▸ **EXCERPTED RECORDS**
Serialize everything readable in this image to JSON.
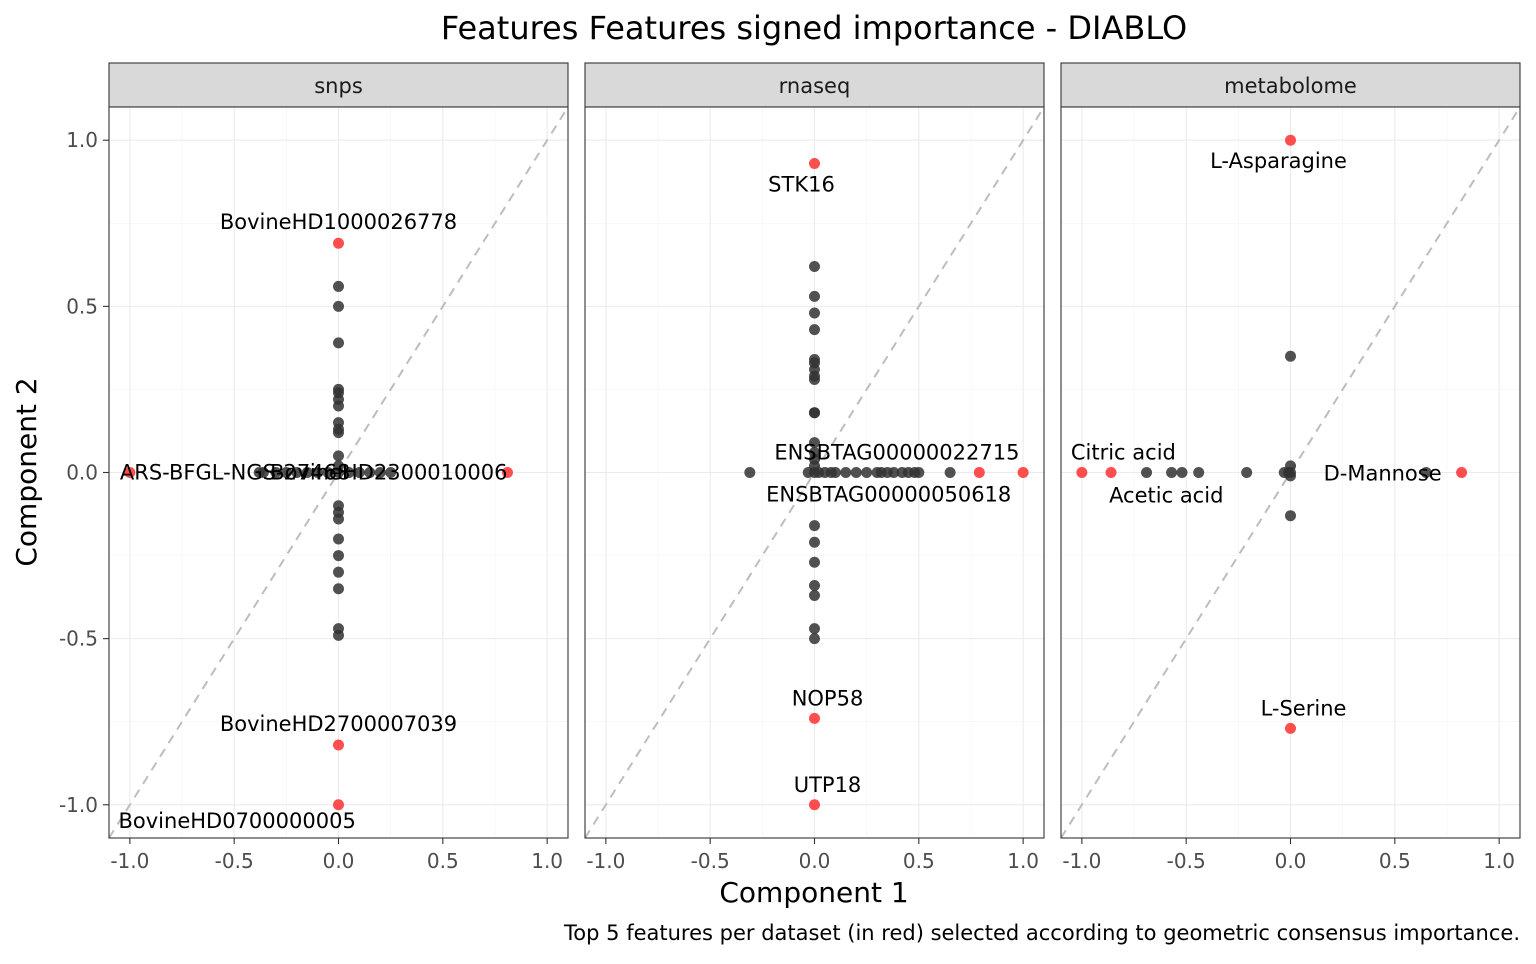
{
  "chart_data": {
    "type": "scatter",
    "title": "Features Features signed importance - DIABLO",
    "xlabel": "Component 1",
    "ylabel": "Component 2",
    "caption": "Top 5 features per dataset (in red) selected according to geometric consensus importance.",
    "xlim": [
      -1.1,
      1.1
    ],
    "ylim": [
      -1.1,
      1.1
    ],
    "x_ticks": [
      -1.0,
      -0.5,
      0.0,
      0.5,
      1.0
    ],
    "x_tick_labels": [
      "-1.0",
      "-0.5",
      "0.0",
      "0.5",
      "1.0"
    ],
    "y_ticks": [
      -1.0,
      -0.5,
      0.0,
      0.5,
      1.0
    ],
    "y_tick_labels": [
      "-1.0",
      "-0.5",
      "0.0",
      "0.5",
      "1.0"
    ],
    "grid": true,
    "diagonal_reference": "dashed y = x",
    "colors": {
      "highlight": "#ff3b3b",
      "other": "#333333",
      "strip": "#d9d9d9",
      "diagonal": "#bdbdbd"
    },
    "panels": [
      {
        "name": "snps",
        "highlight_points": [
          {
            "x": 0.0,
            "y": 0.69,
            "label": "BovineHD1000026778"
          },
          {
            "x": -1.0,
            "y": 0.0,
            "label": "ARS-BFGL-NGS-27468"
          },
          {
            "x": 0.81,
            "y": 0.0,
            "label": "BovineHD2300010006"
          },
          {
            "x": 0.0,
            "y": -0.82,
            "label": "BovineHD2700007039"
          },
          {
            "x": 0.0,
            "y": -1.0,
            "label": "BovineHD0700000005"
          }
        ],
        "other_points": [
          [
            0,
            0.56
          ],
          [
            0,
            0.5
          ],
          [
            0,
            0.39
          ],
          [
            0,
            0.25
          ],
          [
            0,
            0.24
          ],
          [
            0,
            0.22
          ],
          [
            0,
            0.2
          ],
          [
            0,
            0.15
          ],
          [
            0,
            0.13
          ],
          [
            0,
            0.12
          ],
          [
            0,
            0.05
          ],
          [
            0,
            0.02
          ],
          [
            0,
            -0.1
          ],
          [
            0,
            -0.12
          ],
          [
            0,
            -0.14
          ],
          [
            0,
            -0.2
          ],
          [
            0,
            -0.25
          ],
          [
            0,
            -0.3
          ],
          [
            0,
            -0.35
          ],
          [
            0,
            -0.47
          ],
          [
            0,
            -0.49
          ],
          [
            -0.38,
            0
          ],
          [
            -0.36,
            0
          ],
          [
            -0.3,
            0
          ],
          [
            -0.25,
            0
          ],
          [
            -0.2,
            0
          ],
          [
            -0.15,
            0
          ],
          [
            -0.1,
            0
          ],
          [
            -0.05,
            0
          ],
          [
            0.05,
            0
          ],
          [
            0.1,
            0
          ],
          [
            0.15,
            0
          ],
          [
            0.2,
            0
          ],
          [
            0.25,
            0
          ],
          [
            0.0,
            0
          ]
        ]
      },
      {
        "name": "rnaseq",
        "highlight_points": [
          {
            "x": 0.0,
            "y": 0.93,
            "label": "STK16"
          },
          {
            "x": 0.79,
            "y": 0.0,
            "label": "ENSBTAG00000022715"
          },
          {
            "x": 1.0,
            "y": 0.0,
            "label": "ENSBTAG00000050618"
          },
          {
            "x": 0.0,
            "y": -0.74,
            "label": "NOP58"
          },
          {
            "x": 0.0,
            "y": -1.0,
            "label": "UTP18"
          }
        ],
        "other_points": [
          [
            0,
            0.62
          ],
          [
            0,
            0.53
          ],
          [
            0,
            0.48
          ],
          [
            0,
            0.43
          ],
          [
            0,
            0.34
          ],
          [
            0,
            0.33
          ],
          [
            0,
            0.31
          ],
          [
            0,
            0.29
          ],
          [
            0,
            0.28
          ],
          [
            0,
            0.18
          ],
          [
            0,
            0.18
          ],
          [
            0,
            0.09
          ],
          [
            0,
            0.06
          ],
          [
            0,
            0.04
          ],
          [
            0,
            0.02
          ],
          [
            0,
            -0.16
          ],
          [
            0,
            -0.21
          ],
          [
            0,
            -0.27
          ],
          [
            0,
            -0.34
          ],
          [
            0,
            -0.37
          ],
          [
            0,
            -0.47
          ],
          [
            0,
            -0.5
          ],
          [
            -0.31,
            0
          ],
          [
            -0.03,
            0
          ],
          [
            0.02,
            0
          ],
          [
            0.05,
            0
          ],
          [
            0.08,
            0
          ],
          [
            0.1,
            0
          ],
          [
            0.15,
            0
          ],
          [
            0.2,
            0
          ],
          [
            0.25,
            0
          ],
          [
            0.3,
            0
          ],
          [
            0.32,
            0
          ],
          [
            0.35,
            0
          ],
          [
            0.38,
            0
          ],
          [
            0.42,
            0
          ],
          [
            0.45,
            0
          ],
          [
            0.48,
            0
          ],
          [
            0.5,
            0
          ],
          [
            0.65,
            0
          ],
          [
            0.0,
            0
          ]
        ]
      },
      {
        "name": "metabolome",
        "highlight_points": [
          {
            "x": 0.0,
            "y": 1.0,
            "label": "L-Asparagine"
          },
          {
            "x": -1.0,
            "y": 0.0,
            "label": "Citric acid"
          },
          {
            "x": -0.86,
            "y": 0.0,
            "label": "Acetic acid"
          },
          {
            "x": 0.82,
            "y": 0.0,
            "label": "D-Mannose"
          },
          {
            "x": 0.0,
            "y": -0.77,
            "label": "L-Serine"
          }
        ],
        "other_points": [
          [
            0,
            0.35
          ],
          [
            0,
            0.02
          ],
          [
            0,
            0.0
          ],
          [
            0,
            -0.01
          ],
          [
            0,
            -0.13
          ],
          [
            -0.69,
            0
          ],
          [
            -0.57,
            0
          ],
          [
            -0.52,
            0
          ],
          [
            -0.44,
            0
          ],
          [
            -0.21,
            0
          ],
          [
            -0.03,
            0
          ],
          [
            -0.01,
            0
          ],
          [
            0.65,
            0
          ]
        ]
      }
    ]
  }
}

▸ **WHAT IS EXPECTED**
Repeat every record above exactly, but leave out any pictures.

▸ **ANSWER TO THE EXERCISE**
Serialize everything readable in this image to JSON.
{
  "chart_data": {
    "type": "scatter",
    "title": "Features Features signed importance - DIABLO",
    "xlabel": "Component 1",
    "ylabel": "Component 2",
    "caption": "Top 5 features per dataset (in red) selected according to geometric consensus importance.",
    "xlim": [
      -1.1,
      1.1
    ],
    "ylim": [
      -1.1,
      1.1
    ],
    "x_ticks": [
      -1.0,
      -0.5,
      0.0,
      0.5,
      1.0
    ],
    "x_tick_labels": [
      "-1.0",
      "-0.5",
      "0.0",
      "0.5",
      "1.0"
    ],
    "y_ticks": [
      -1.0,
      -0.5,
      0.0,
      0.5,
      1.0
    ],
    "y_tick_labels": [
      "-1.0",
      "-0.5",
      "0.0",
      "0.5",
      "1.0"
    ],
    "grid": true,
    "diagonal_reference": "dashed y = x",
    "colors": {
      "highlight": "#ff3b3b",
      "other": "#333333",
      "strip": "#d9d9d9",
      "diagonal": "#bdbdbd"
    },
    "panels": [
      {
        "name": "snps",
        "highlight_points": [
          {
            "x": 0.0,
            "y": 0.69,
            "label": "BovineHD1000026778"
          },
          {
            "x": -1.0,
            "y": 0.0,
            "label": "ARS-BFGL-NGS-27468"
          },
          {
            "x": 0.81,
            "y": 0.0,
            "label": "BovineHD2300010006"
          },
          {
            "x": 0.0,
            "y": -0.82,
            "label": "BovineHD2700007039"
          },
          {
            "x": 0.0,
            "y": -1.0,
            "label": "BovineHD0700000005"
          }
        ],
        "other_points": [
          [
            0,
            0.56
          ],
          [
            0,
            0.5
          ],
          [
            0,
            0.39
          ],
          [
            0,
            0.25
          ],
          [
            0,
            0.24
          ],
          [
            0,
            0.22
          ],
          [
            0,
            0.2
          ],
          [
            0,
            0.15
          ],
          [
            0,
            0.13
          ],
          [
            0,
            0.12
          ],
          [
            0,
            0.05
          ],
          [
            0,
            0.02
          ],
          [
            0,
            -0.1
          ],
          [
            0,
            -0.12
          ],
          [
            0,
            -0.14
          ],
          [
            0,
            -0.2
          ],
          [
            0,
            -0.25
          ],
          [
            0,
            -0.3
          ],
          [
            0,
            -0.35
          ],
          [
            0,
            -0.47
          ],
          [
            0,
            -0.49
          ],
          [
            -0.38,
            0
          ],
          [
            -0.36,
            0
          ],
          [
            -0.3,
            0
          ],
          [
            -0.25,
            0
          ],
          [
            -0.2,
            0
          ],
          [
            -0.15,
            0
          ],
          [
            -0.1,
            0
          ],
          [
            -0.05,
            0
          ],
          [
            0.05,
            0
          ],
          [
            0.1,
            0
          ],
          [
            0.15,
            0
          ],
          [
            0.2,
            0
          ],
          [
            0.25,
            0
          ],
          [
            0.0,
            0
          ]
        ]
      },
      {
        "name": "rnaseq",
        "highlight_points": [
          {
            "x": 0.0,
            "y": 0.93,
            "label": "STK16"
          },
          {
            "x": 0.79,
            "y": 0.0,
            "label": "ENSBTAG00000022715"
          },
          {
            "x": 1.0,
            "y": 0.0,
            "label": "ENSBTAG00000050618"
          },
          {
            "x": 0.0,
            "y": -0.74,
            "label": "NOP58"
          },
          {
            "x": 0.0,
            "y": -1.0,
            "label": "UTP18"
          }
        ],
        "other_points": [
          [
            0,
            0.62
          ],
          [
            0,
            0.53
          ],
          [
            0,
            0.48
          ],
          [
            0,
            0.43
          ],
          [
            0,
            0.34
          ],
          [
            0,
            0.33
          ],
          [
            0,
            0.31
          ],
          [
            0,
            0.29
          ],
          [
            0,
            0.28
          ],
          [
            0,
            0.18
          ],
          [
            0,
            0.18
          ],
          [
            0,
            0.09
          ],
          [
            0,
            0.06
          ],
          [
            0,
            0.04
          ],
          [
            0,
            0.02
          ],
          [
            0,
            -0.16
          ],
          [
            0,
            -0.21
          ],
          [
            0,
            -0.27
          ],
          [
            0,
            -0.34
          ],
          [
            0,
            -0.37
          ],
          [
            0,
            -0.47
          ],
          [
            0,
            -0.5
          ],
          [
            -0.31,
            0
          ],
          [
            -0.03,
            0
          ],
          [
            0.02,
            0
          ],
          [
            0.05,
            0
          ],
          [
            0.08,
            0
          ],
          [
            0.1,
            0
          ],
          [
            0.15,
            0
          ],
          [
            0.2,
            0
          ],
          [
            0.25,
            0
          ],
          [
            0.3,
            0
          ],
          [
            0.32,
            0
          ],
          [
            0.35,
            0
          ],
          [
            0.38,
            0
          ],
          [
            0.42,
            0
          ],
          [
            0.45,
            0
          ],
          [
            0.48,
            0
          ],
          [
            0.5,
            0
          ],
          [
            0.65,
            0
          ],
          [
            0.0,
            0
          ]
        ]
      },
      {
        "name": "metabolome",
        "highlight_points": [
          {
            "x": 0.0,
            "y": 1.0,
            "label": "L-Asparagine"
          },
          {
            "x": -1.0,
            "y": 0.0,
            "label": "Citric acid"
          },
          {
            "x": -0.86,
            "y": 0.0,
            "label": "Acetic acid"
          },
          {
            "x": 0.82,
            "y": 0.0,
            "label": "D-Mannose"
          },
          {
            "x": 0.0,
            "y": -0.77,
            "label": "L-Serine"
          }
        ],
        "other_points": [
          [
            0,
            0.35
          ],
          [
            0,
            0.02
          ],
          [
            0,
            0.0
          ],
          [
            0,
            -0.01
          ],
          [
            0,
            -0.13
          ],
          [
            -0.69,
            0
          ],
          [
            -0.57,
            0
          ],
          [
            -0.52,
            0
          ],
          [
            -0.44,
            0
          ],
          [
            -0.21,
            0
          ],
          [
            -0.03,
            0
          ],
          [
            -0.01,
            0
          ],
          [
            0.65,
            0
          ]
        ]
      }
    ]
  }
}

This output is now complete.